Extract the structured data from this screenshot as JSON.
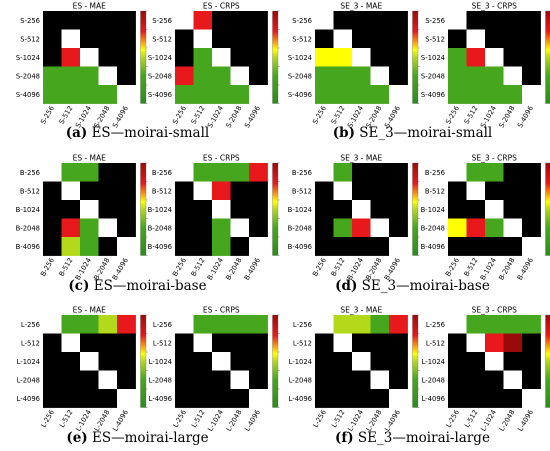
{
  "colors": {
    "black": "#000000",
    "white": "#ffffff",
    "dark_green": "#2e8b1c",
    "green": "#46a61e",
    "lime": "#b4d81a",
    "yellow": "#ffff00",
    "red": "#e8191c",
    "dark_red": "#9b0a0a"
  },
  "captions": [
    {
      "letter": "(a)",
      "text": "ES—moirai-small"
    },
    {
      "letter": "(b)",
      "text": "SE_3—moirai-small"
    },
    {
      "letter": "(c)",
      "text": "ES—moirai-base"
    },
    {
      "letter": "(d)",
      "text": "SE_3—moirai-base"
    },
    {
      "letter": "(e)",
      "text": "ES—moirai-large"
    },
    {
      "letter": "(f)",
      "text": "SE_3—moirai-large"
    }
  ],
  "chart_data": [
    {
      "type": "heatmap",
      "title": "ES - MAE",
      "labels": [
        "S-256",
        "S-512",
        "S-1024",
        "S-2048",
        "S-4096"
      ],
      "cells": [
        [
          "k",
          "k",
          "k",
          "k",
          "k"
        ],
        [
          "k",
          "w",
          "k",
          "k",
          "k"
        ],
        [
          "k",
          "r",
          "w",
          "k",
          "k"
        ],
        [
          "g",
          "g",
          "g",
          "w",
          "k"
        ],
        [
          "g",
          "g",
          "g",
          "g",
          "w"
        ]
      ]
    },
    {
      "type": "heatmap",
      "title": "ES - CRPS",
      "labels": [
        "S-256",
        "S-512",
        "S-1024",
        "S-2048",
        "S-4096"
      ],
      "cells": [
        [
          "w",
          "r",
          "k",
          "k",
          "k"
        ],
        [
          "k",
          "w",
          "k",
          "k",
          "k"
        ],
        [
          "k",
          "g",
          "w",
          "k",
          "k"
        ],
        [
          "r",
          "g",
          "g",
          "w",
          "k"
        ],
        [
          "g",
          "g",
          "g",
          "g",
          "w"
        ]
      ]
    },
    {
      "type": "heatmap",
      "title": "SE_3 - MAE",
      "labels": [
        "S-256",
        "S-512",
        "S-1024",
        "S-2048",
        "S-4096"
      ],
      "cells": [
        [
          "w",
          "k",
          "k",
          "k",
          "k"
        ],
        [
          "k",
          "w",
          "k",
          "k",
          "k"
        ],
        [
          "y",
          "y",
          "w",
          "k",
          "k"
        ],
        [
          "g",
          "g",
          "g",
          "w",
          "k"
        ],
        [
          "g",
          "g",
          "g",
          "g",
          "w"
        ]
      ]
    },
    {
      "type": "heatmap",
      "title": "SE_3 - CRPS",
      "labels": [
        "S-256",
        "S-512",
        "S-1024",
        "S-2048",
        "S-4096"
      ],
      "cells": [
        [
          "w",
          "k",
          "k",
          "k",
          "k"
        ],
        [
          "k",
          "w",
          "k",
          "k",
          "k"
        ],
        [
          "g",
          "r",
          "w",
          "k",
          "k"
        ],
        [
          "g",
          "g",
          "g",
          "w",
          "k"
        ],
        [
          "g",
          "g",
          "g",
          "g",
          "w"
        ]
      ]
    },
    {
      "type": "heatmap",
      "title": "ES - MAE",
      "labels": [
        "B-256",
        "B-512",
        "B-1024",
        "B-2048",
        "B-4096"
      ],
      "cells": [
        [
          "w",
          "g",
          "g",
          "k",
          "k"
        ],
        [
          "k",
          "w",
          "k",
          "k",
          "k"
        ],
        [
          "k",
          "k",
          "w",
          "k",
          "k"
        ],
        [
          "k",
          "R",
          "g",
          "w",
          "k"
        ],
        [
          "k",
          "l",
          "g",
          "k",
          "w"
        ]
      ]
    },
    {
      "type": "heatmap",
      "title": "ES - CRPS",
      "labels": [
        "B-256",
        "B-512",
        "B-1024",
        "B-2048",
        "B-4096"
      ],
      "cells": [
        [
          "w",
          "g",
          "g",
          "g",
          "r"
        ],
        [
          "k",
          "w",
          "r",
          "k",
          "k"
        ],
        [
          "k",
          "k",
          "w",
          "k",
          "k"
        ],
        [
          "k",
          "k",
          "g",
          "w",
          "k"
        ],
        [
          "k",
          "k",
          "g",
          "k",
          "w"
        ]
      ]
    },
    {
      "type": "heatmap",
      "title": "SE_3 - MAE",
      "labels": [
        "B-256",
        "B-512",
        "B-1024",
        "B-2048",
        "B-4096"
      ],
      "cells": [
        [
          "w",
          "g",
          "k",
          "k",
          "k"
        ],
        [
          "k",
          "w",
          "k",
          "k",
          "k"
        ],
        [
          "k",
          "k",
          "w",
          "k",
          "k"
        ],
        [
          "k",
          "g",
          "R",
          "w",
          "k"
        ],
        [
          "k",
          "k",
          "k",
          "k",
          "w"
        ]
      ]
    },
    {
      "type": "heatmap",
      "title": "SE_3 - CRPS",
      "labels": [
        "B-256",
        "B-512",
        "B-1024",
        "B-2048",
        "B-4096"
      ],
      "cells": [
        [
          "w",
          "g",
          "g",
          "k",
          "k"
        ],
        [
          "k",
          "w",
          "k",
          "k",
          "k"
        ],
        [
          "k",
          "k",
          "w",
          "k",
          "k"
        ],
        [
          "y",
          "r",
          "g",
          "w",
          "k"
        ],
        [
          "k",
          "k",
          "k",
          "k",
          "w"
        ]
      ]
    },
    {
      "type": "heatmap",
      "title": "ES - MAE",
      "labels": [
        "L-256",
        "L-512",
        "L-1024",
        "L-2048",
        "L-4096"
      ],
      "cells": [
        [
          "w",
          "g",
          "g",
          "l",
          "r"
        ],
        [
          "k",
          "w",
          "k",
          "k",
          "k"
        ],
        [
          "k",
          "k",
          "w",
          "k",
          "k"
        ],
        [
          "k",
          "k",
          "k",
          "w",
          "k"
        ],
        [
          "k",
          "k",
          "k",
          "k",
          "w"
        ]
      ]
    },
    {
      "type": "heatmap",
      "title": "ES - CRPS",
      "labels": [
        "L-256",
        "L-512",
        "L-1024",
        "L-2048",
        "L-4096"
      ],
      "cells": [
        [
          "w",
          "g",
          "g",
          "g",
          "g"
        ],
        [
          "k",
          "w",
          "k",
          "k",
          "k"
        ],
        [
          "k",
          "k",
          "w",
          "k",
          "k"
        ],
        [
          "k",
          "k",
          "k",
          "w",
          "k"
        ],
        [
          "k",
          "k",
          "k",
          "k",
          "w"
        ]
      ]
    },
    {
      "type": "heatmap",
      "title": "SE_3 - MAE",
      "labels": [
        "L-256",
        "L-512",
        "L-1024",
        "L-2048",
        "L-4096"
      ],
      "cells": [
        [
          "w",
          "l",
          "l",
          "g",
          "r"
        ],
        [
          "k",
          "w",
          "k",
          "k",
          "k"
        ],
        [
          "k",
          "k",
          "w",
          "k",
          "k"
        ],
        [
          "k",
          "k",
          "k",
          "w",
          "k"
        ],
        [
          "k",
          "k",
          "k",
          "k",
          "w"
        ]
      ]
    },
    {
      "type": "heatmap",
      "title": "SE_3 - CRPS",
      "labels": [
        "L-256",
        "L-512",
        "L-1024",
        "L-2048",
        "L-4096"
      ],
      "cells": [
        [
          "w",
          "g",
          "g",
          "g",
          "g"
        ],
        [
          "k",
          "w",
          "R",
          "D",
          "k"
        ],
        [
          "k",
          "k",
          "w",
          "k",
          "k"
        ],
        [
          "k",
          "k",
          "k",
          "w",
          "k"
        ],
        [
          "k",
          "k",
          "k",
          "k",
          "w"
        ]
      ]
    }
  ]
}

AIM OF THE EXERCISE
The records shown above are to be repeated exactly, with the pictures left out.

ANSWER TO THE EXERCISE
Extract the structured data from this screenshot as JSON.
{
  "colors": {
    "black": "#000000",
    "white": "#ffffff",
    "dark_green": "#2e8b1c",
    "green": "#46a61e",
    "lime": "#b4d81a",
    "yellow": "#ffff00",
    "red": "#e8191c",
    "dark_red": "#9b0a0a"
  },
  "captions": [
    {
      "letter": "(a)",
      "text": "ES—moirai-small"
    },
    {
      "letter": "(b)",
      "text": "SE_3—moirai-small"
    },
    {
      "letter": "(c)",
      "text": "ES—moirai-base"
    },
    {
      "letter": "(d)",
      "text": "SE_3—moirai-base"
    },
    {
      "letter": "(e)",
      "text": "ES—moirai-large"
    },
    {
      "letter": "(f)",
      "text": "SE_3—moirai-large"
    }
  ],
  "chart_data": [
    {
      "type": "heatmap",
      "title": "ES - MAE",
      "labels": [
        "S-256",
        "S-512",
        "S-1024",
        "S-2048",
        "S-4096"
      ],
      "cells": [
        [
          "k",
          "k",
          "k",
          "k",
          "k"
        ],
        [
          "k",
          "w",
          "k",
          "k",
          "k"
        ],
        [
          "k",
          "r",
          "w",
          "k",
          "k"
        ],
        [
          "g",
          "g",
          "g",
          "w",
          "k"
        ],
        [
          "g",
          "g",
          "g",
          "g",
          "w"
        ]
      ]
    },
    {
      "type": "heatmap",
      "title": "ES - CRPS",
      "labels": [
        "S-256",
        "S-512",
        "S-1024",
        "S-2048",
        "S-4096"
      ],
      "cells": [
        [
          "w",
          "r",
          "k",
          "k",
          "k"
        ],
        [
          "k",
          "w",
          "k",
          "k",
          "k"
        ],
        [
          "k",
          "g",
          "w",
          "k",
          "k"
        ],
        [
          "r",
          "g",
          "g",
          "w",
          "k"
        ],
        [
          "g",
          "g",
          "g",
          "g",
          "w"
        ]
      ]
    },
    {
      "type": "heatmap",
      "title": "SE_3 - MAE",
      "labels": [
        "S-256",
        "S-512",
        "S-1024",
        "S-2048",
        "S-4096"
      ],
      "cells": [
        [
          "w",
          "k",
          "k",
          "k",
          "k"
        ],
        [
          "k",
          "w",
          "k",
          "k",
          "k"
        ],
        [
          "y",
          "y",
          "w",
          "k",
          "k"
        ],
        [
          "g",
          "g",
          "g",
          "w",
          "k"
        ],
        [
          "g",
          "g",
          "g",
          "g",
          "w"
        ]
      ]
    },
    {
      "type": "heatmap",
      "title": "SE_3 - CRPS",
      "labels": [
        "S-256",
        "S-512",
        "S-1024",
        "S-2048",
        "S-4096"
      ],
      "cells": [
        [
          "w",
          "k",
          "k",
          "k",
          "k"
        ],
        [
          "k",
          "w",
          "k",
          "k",
          "k"
        ],
        [
          "g",
          "r",
          "w",
          "k",
          "k"
        ],
        [
          "g",
          "g",
          "g",
          "w",
          "k"
        ],
        [
          "g",
          "g",
          "g",
          "g",
          "w"
        ]
      ]
    },
    {
      "type": "heatmap",
      "title": "ES - MAE",
      "labels": [
        "B-256",
        "B-512",
        "B-1024",
        "B-2048",
        "B-4096"
      ],
      "cells": [
        [
          "w",
          "g",
          "g",
          "k",
          "k"
        ],
        [
          "k",
          "w",
          "k",
          "k",
          "k"
        ],
        [
          "k",
          "k",
          "w",
          "k",
          "k"
        ],
        [
          "k",
          "R",
          "g",
          "w",
          "k"
        ],
        [
          "k",
          "l",
          "g",
          "k",
          "w"
        ]
      ]
    },
    {
      "type": "heatmap",
      "title": "ES - CRPS",
      "labels": [
        "B-256",
        "B-512",
        "B-1024",
        "B-2048",
        "B-4096"
      ],
      "cells": [
        [
          "w",
          "g",
          "g",
          "g",
          "r"
        ],
        [
          "k",
          "w",
          "r",
          "k",
          "k"
        ],
        [
          "k",
          "k",
          "w",
          "k",
          "k"
        ],
        [
          "k",
          "k",
          "g",
          "w",
          "k"
        ],
        [
          "k",
          "k",
          "g",
          "k",
          "w"
        ]
      ]
    },
    {
      "type": "heatmap",
      "title": "SE_3 - MAE",
      "labels": [
        "B-256",
        "B-512",
        "B-1024",
        "B-2048",
        "B-4096"
      ],
      "cells": [
        [
          "w",
          "g",
          "k",
          "k",
          "k"
        ],
        [
          "k",
          "w",
          "k",
          "k",
          "k"
        ],
        [
          "k",
          "k",
          "w",
          "k",
          "k"
        ],
        [
          "k",
          "g",
          "R",
          "w",
          "k"
        ],
        [
          "k",
          "k",
          "k",
          "k",
          "w"
        ]
      ]
    },
    {
      "type": "heatmap",
      "title": "SE_3 - CRPS",
      "labels": [
        "B-256",
        "B-512",
        "B-1024",
        "B-2048",
        "B-4096"
      ],
      "cells": [
        [
          "w",
          "g",
          "g",
          "k",
          "k"
        ],
        [
          "k",
          "w",
          "k",
          "k",
          "k"
        ],
        [
          "k",
          "k",
          "w",
          "k",
          "k"
        ],
        [
          "y",
          "r",
          "g",
          "w",
          "k"
        ],
        [
          "k",
          "k",
          "k",
          "k",
          "w"
        ]
      ]
    },
    {
      "type": "heatmap",
      "title": "ES - MAE",
      "labels": [
        "L-256",
        "L-512",
        "L-1024",
        "L-2048",
        "L-4096"
      ],
      "cells": [
        [
          "w",
          "g",
          "g",
          "l",
          "r"
        ],
        [
          "k",
          "w",
          "k",
          "k",
          "k"
        ],
        [
          "k",
          "k",
          "w",
          "k",
          "k"
        ],
        [
          "k",
          "k",
          "k",
          "w",
          "k"
        ],
        [
          "k",
          "k",
          "k",
          "k",
          "w"
        ]
      ]
    },
    {
      "type": "heatmap",
      "title": "ES - CRPS",
      "labels": [
        "L-256",
        "L-512",
        "L-1024",
        "L-2048",
        "L-4096"
      ],
      "cells": [
        [
          "w",
          "g",
          "g",
          "g",
          "g"
        ],
        [
          "k",
          "w",
          "k",
          "k",
          "k"
        ],
        [
          "k",
          "k",
          "w",
          "k",
          "k"
        ],
        [
          "k",
          "k",
          "k",
          "w",
          "k"
        ],
        [
          "k",
          "k",
          "k",
          "k",
          "w"
        ]
      ]
    },
    {
      "type": "heatmap",
      "title": "SE_3 - MAE",
      "labels": [
        "L-256",
        "L-512",
        "L-1024",
        "L-2048",
        "L-4096"
      ],
      "cells": [
        [
          "w",
          "l",
          "l",
          "g",
          "r"
        ],
        [
          "k",
          "w",
          "k",
          "k",
          "k"
        ],
        [
          "k",
          "k",
          "w",
          "k",
          "k"
        ],
        [
          "k",
          "k",
          "k",
          "w",
          "k"
        ],
        [
          "k",
          "k",
          "k",
          "k",
          "w"
        ]
      ]
    },
    {
      "type": "heatmap",
      "title": "SE_3 - CRPS",
      "labels": [
        "L-256",
        "L-512",
        "L-1024",
        "L-2048",
        "L-4096"
      ],
      "cells": [
        [
          "w",
          "g",
          "g",
          "g",
          "g"
        ],
        [
          "k",
          "w",
          "R",
          "D",
          "k"
        ],
        [
          "k",
          "k",
          "w",
          "k",
          "k"
        ],
        [
          "k",
          "k",
          "k",
          "w",
          "k"
        ],
        [
          "k",
          "k",
          "k",
          "k",
          "w"
        ]
      ]
    }
  ]
}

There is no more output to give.